[Start]

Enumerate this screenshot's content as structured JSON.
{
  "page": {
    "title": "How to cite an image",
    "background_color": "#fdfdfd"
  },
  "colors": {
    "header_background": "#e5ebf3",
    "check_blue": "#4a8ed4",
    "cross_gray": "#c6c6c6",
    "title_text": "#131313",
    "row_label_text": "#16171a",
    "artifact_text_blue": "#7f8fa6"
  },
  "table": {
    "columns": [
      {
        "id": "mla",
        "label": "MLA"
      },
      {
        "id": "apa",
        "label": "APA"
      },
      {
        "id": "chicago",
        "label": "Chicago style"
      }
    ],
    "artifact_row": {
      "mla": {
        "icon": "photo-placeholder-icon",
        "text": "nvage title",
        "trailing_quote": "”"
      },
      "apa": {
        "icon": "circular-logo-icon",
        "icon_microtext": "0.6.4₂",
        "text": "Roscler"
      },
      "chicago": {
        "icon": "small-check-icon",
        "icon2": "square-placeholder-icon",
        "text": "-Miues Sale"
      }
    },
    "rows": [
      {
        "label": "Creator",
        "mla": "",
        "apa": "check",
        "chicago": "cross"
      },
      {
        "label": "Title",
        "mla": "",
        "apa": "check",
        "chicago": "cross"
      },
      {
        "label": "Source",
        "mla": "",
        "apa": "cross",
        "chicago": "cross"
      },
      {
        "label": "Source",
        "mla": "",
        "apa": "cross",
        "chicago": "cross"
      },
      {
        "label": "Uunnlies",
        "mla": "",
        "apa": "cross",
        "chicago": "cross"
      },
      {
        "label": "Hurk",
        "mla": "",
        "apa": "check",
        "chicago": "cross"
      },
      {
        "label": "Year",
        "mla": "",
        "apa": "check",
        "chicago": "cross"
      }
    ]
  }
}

[End]

WHAT YOU HAVE TO DO.
Repeat the material from above exactly, word for word.

SOLUTION.
Enumerate this screenshot's content as structured JSON.
{
  "page": {
    "title": "How to cite an image",
    "background_color": "#fdfdfd"
  },
  "colors": {
    "header_background": "#e5ebf3",
    "check_blue": "#4a8ed4",
    "cross_gray": "#c6c6c6",
    "title_text": "#131313",
    "row_label_text": "#16171a",
    "artifact_text_blue": "#7f8fa6"
  },
  "table": {
    "columns": [
      {
        "id": "mla",
        "label": "MLA"
      },
      {
        "id": "apa",
        "label": "APA"
      },
      {
        "id": "chicago",
        "label": "Chicago style"
      }
    ],
    "artifact_row": {
      "mla": {
        "icon": "photo-placeholder-icon",
        "text": "nvage title",
        "trailing_quote": "”"
      },
      "apa": {
        "icon": "circular-logo-icon",
        "icon_microtext": "0.6.4₂",
        "text": "Roscler"
      },
      "chicago": {
        "icon": "small-check-icon",
        "icon2": "square-placeholder-icon",
        "text": "-Miues Sale"
      }
    },
    "rows": [
      {
        "label": "Creator",
        "mla": "",
        "apa": "check",
        "chicago": "cross"
      },
      {
        "label": "Title",
        "mla": "",
        "apa": "check",
        "chicago": "cross"
      },
      {
        "label": "Source",
        "mla": "",
        "apa": "cross",
        "chicago": "cross"
      },
      {
        "label": "Source",
        "mla": "",
        "apa": "cross",
        "chicago": "cross"
      },
      {
        "label": "Uunnlies",
        "mla": "",
        "apa": "cross",
        "chicago": "cross"
      },
      {
        "label": "Hurk",
        "mla": "",
        "apa": "check",
        "chicago": "cross"
      },
      {
        "label": "Year",
        "mla": "",
        "apa": "check",
        "chicago": "cross"
      }
    ]
  }
}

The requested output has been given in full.